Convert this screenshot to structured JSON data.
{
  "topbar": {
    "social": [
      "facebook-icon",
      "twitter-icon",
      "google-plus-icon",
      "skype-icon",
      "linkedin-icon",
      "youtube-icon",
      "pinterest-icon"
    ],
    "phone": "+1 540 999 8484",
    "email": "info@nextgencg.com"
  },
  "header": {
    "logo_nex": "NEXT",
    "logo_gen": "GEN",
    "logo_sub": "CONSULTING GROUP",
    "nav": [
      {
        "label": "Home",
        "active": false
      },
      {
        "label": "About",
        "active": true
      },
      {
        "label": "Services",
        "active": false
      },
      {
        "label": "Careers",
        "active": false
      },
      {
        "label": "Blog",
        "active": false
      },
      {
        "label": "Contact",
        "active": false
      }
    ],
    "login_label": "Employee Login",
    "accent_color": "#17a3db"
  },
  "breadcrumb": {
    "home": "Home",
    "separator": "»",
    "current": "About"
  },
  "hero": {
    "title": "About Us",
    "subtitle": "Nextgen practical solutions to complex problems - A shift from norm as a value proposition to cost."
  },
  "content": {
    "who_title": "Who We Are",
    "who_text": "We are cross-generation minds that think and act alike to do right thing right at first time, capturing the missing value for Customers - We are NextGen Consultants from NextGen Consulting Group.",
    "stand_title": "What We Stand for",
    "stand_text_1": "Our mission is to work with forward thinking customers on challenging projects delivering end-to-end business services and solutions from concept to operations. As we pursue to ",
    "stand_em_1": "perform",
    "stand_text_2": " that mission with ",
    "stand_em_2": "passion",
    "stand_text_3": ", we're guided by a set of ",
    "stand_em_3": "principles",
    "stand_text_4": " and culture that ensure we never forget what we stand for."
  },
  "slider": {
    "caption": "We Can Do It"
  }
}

______

#### WHAT YOU WILL DO
Keep only the lines that hold the string "with", and copy them out.

#### COMPLETE RESPONSE
    "stand_text_1": "Our mission is to work with forward thinking customers on challenging projects delivering end-to-end business services and solutions from concept to operations. As we pursue to ",
    "stand_text_2": " that mission with ",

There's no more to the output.